## start Data for this exercise
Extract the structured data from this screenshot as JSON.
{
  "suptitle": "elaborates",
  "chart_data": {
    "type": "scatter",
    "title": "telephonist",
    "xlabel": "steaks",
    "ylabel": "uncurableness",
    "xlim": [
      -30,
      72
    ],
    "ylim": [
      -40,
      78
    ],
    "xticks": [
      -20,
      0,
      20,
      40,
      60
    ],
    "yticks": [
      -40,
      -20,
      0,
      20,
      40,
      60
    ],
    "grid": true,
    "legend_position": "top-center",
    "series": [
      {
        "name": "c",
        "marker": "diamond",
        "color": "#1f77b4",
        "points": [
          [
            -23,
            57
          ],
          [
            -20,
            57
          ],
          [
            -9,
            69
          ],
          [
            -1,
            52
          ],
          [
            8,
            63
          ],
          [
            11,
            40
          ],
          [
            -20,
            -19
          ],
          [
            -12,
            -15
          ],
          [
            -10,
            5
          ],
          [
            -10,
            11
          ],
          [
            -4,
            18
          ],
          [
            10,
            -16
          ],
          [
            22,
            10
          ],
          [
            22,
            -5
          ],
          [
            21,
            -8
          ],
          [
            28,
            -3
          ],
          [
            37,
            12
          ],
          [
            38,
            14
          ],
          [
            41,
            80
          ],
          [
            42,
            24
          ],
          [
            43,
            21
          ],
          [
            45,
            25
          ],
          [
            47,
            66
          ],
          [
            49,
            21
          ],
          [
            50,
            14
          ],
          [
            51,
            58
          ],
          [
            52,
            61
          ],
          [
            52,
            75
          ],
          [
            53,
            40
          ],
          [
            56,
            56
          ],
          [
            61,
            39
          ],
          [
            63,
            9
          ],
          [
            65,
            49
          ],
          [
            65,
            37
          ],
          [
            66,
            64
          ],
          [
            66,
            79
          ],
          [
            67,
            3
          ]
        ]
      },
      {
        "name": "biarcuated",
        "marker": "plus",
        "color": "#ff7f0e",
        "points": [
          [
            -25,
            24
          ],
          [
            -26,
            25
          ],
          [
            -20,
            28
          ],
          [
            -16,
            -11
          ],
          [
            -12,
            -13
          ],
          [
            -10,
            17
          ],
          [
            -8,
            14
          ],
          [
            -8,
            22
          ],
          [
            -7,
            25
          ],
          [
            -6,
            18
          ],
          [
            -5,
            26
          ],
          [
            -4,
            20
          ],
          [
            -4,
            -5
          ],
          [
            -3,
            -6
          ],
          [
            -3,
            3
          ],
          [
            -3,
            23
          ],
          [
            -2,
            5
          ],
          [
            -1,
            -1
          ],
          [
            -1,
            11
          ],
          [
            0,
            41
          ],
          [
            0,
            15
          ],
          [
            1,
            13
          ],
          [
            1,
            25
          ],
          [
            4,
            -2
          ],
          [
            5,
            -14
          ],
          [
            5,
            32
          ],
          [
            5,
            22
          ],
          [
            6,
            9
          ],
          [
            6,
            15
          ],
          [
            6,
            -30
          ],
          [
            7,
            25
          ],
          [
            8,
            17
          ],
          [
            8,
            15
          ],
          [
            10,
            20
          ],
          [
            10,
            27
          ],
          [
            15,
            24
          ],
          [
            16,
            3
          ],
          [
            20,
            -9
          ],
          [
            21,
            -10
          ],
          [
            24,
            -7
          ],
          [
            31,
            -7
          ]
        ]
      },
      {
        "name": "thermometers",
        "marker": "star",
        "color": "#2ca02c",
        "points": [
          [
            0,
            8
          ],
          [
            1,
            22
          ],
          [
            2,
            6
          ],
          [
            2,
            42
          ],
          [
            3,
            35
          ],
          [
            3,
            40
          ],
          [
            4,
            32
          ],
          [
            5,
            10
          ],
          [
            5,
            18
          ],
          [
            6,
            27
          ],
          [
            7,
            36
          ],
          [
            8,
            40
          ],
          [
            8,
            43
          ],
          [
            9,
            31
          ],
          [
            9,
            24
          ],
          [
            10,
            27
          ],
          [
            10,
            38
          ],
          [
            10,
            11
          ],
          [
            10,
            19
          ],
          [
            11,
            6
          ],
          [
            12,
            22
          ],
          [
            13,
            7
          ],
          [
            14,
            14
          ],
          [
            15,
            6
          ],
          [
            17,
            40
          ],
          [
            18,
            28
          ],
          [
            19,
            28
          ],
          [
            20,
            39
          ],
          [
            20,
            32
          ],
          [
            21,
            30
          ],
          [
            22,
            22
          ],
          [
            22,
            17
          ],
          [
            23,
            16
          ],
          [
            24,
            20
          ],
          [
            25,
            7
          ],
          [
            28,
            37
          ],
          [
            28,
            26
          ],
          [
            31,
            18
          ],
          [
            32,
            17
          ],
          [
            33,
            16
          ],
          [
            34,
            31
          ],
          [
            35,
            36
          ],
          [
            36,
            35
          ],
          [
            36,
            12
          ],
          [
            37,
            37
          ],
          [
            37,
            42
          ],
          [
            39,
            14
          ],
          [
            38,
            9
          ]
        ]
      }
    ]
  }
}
## end Data for this exercise
__Directions__: Retype the entries one by one, exactly.

__Finished task__:
Extract the structured data from this screenshot as JSON.
{
  "suptitle": "elaborates",
  "chart_data": {
    "type": "scatter",
    "title": "telephonist",
    "xlabel": "steaks",
    "ylabel": "uncurableness",
    "xlim": [
      -30,
      72
    ],
    "ylim": [
      -40,
      78
    ],
    "xticks": [
      -20,
      0,
      20,
      40,
      60
    ],
    "yticks": [
      -40,
      -20,
      0,
      20,
      40,
      60
    ],
    "grid": true,
    "legend_position": "top-center",
    "series": [
      {
        "name": "c",
        "marker": "diamond",
        "color": "#1f77b4",
        "points": [
          [
            -23,
            57
          ],
          [
            -20,
            57
          ],
          [
            -9,
            69
          ],
          [
            -1,
            52
          ],
          [
            8,
            63
          ],
          [
            11,
            40
          ],
          [
            -20,
            -19
          ],
          [
            -12,
            -15
          ],
          [
            -10,
            5
          ],
          [
            -10,
            11
          ],
          [
            -4,
            18
          ],
          [
            10,
            -16
          ],
          [
            22,
            10
          ],
          [
            22,
            -5
          ],
          [
            21,
            -8
          ],
          [
            28,
            -3
          ],
          [
            37,
            12
          ],
          [
            38,
            14
          ],
          [
            41,
            80
          ],
          [
            42,
            24
          ],
          [
            43,
            21
          ],
          [
            45,
            25
          ],
          [
            47,
            66
          ],
          [
            49,
            21
          ],
          [
            50,
            14
          ],
          [
            51,
            58
          ],
          [
            52,
            61
          ],
          [
            52,
            75
          ],
          [
            53,
            40
          ],
          [
            56,
            56
          ],
          [
            61,
            39
          ],
          [
            63,
            9
          ],
          [
            65,
            49
          ],
          [
            65,
            37
          ],
          [
            66,
            64
          ],
          [
            66,
            79
          ],
          [
            67,
            3
          ]
        ]
      },
      {
        "name": "biarcuated",
        "marker": "plus",
        "color": "#ff7f0e",
        "points": [
          [
            -25,
            24
          ],
          [
            -26,
            25
          ],
          [
            -20,
            28
          ],
          [
            -16,
            -11
          ],
          [
            -12,
            -13
          ],
          [
            -10,
            17
          ],
          [
            -8,
            14
          ],
          [
            -8,
            22
          ],
          [
            -7,
            25
          ],
          [
            -6,
            18
          ],
          [
            -5,
            26
          ],
          [
            -4,
            20
          ],
          [
            -4,
            -5
          ],
          [
            -3,
            -6
          ],
          [
            -3,
            3
          ],
          [
            -3,
            23
          ],
          [
            -2,
            5
          ],
          [
            -1,
            -1
          ],
          [
            -1,
            11
          ],
          [
            0,
            41
          ],
          [
            0,
            15
          ],
          [
            1,
            13
          ],
          [
            1,
            25
          ],
          [
            4,
            -2
          ],
          [
            5,
            -14
          ],
          [
            5,
            32
          ],
          [
            5,
            22
          ],
          [
            6,
            9
          ],
          [
            6,
            15
          ],
          [
            6,
            -30
          ],
          [
            7,
            25
          ],
          [
            8,
            17
          ],
          [
            8,
            15
          ],
          [
            10,
            20
          ],
          [
            10,
            27
          ],
          [
            15,
            24
          ],
          [
            16,
            3
          ],
          [
            20,
            -9
          ],
          [
            21,
            -10
          ],
          [
            24,
            -7
          ],
          [
            31,
            -7
          ]
        ]
      },
      {
        "name": "thermometers",
        "marker": "star",
        "color": "#2ca02c",
        "points": [
          [
            0,
            8
          ],
          [
            1,
            22
          ],
          [
            2,
            6
          ],
          [
            2,
            42
          ],
          [
            3,
            35
          ],
          [
            3,
            40
          ],
          [
            4,
            32
          ],
          [
            5,
            10
          ],
          [
            5,
            18
          ],
          [
            6,
            27
          ],
          [
            7,
            36
          ],
          [
            8,
            40
          ],
          [
            8,
            43
          ],
          [
            9,
            31
          ],
          [
            9,
            24
          ],
          [
            10,
            27
          ],
          [
            10,
            38
          ],
          [
            10,
            11
          ],
          [
            10,
            19
          ],
          [
            11,
            6
          ],
          [
            12,
            22
          ],
          [
            13,
            7
          ],
          [
            14,
            14
          ],
          [
            15,
            6
          ],
          [
            17,
            40
          ],
          [
            18,
            28
          ],
          [
            19,
            28
          ],
          [
            20,
            39
          ],
          [
            20,
            32
          ],
          [
            21,
            30
          ],
          [
            22,
            22
          ],
          [
            22,
            17
          ],
          [
            23,
            16
          ],
          [
            24,
            20
          ],
          [
            25,
            7
          ],
          [
            28,
            37
          ],
          [
            28,
            26
          ],
          [
            31,
            18
          ],
          [
            32,
            17
          ],
          [
            33,
            16
          ],
          [
            34,
            31
          ],
          [
            35,
            36
          ],
          [
            36,
            35
          ],
          [
            36,
            12
          ],
          [
            37,
            37
          ],
          [
            37,
            42
          ],
          [
            39,
            14
          ],
          [
            38,
            9
          ]
        ]
      }
    ]
  }
}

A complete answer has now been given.